_Goal_: Below are some records. Pull every line that contains the word "color".

Dataset rows about figures
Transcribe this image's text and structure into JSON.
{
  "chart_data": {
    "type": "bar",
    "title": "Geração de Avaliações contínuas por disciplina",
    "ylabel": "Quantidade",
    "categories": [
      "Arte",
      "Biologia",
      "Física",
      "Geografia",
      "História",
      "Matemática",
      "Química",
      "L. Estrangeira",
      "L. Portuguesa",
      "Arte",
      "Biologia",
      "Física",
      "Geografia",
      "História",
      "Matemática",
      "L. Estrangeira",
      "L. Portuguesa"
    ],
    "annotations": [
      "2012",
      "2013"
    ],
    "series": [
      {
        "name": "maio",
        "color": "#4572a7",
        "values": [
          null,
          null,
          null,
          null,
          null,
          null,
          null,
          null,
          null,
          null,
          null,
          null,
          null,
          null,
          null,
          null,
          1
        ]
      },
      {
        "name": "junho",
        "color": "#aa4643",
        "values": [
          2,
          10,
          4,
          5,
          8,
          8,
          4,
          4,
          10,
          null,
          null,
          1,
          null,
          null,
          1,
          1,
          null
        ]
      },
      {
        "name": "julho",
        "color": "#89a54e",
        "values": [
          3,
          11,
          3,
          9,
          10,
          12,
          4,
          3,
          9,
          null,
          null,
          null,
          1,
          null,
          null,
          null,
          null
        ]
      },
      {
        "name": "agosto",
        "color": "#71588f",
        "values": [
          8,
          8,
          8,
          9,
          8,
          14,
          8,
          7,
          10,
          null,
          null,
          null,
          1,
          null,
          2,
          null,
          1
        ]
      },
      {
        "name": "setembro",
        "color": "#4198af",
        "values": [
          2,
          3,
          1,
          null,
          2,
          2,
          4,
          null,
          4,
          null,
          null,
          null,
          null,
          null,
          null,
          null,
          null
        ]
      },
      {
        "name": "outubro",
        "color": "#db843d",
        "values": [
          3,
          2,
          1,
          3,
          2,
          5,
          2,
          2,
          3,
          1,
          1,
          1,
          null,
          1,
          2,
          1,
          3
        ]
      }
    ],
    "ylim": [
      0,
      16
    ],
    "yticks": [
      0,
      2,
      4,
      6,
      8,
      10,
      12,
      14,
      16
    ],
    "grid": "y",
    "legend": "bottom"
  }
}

_Completed exercise_:
        "color": "#4572a7",
        "color": "#aa4643",
        "color": "#89a54e",
        "color": "#71588f",
        "color": "#4198af",
        "color": "#db843d",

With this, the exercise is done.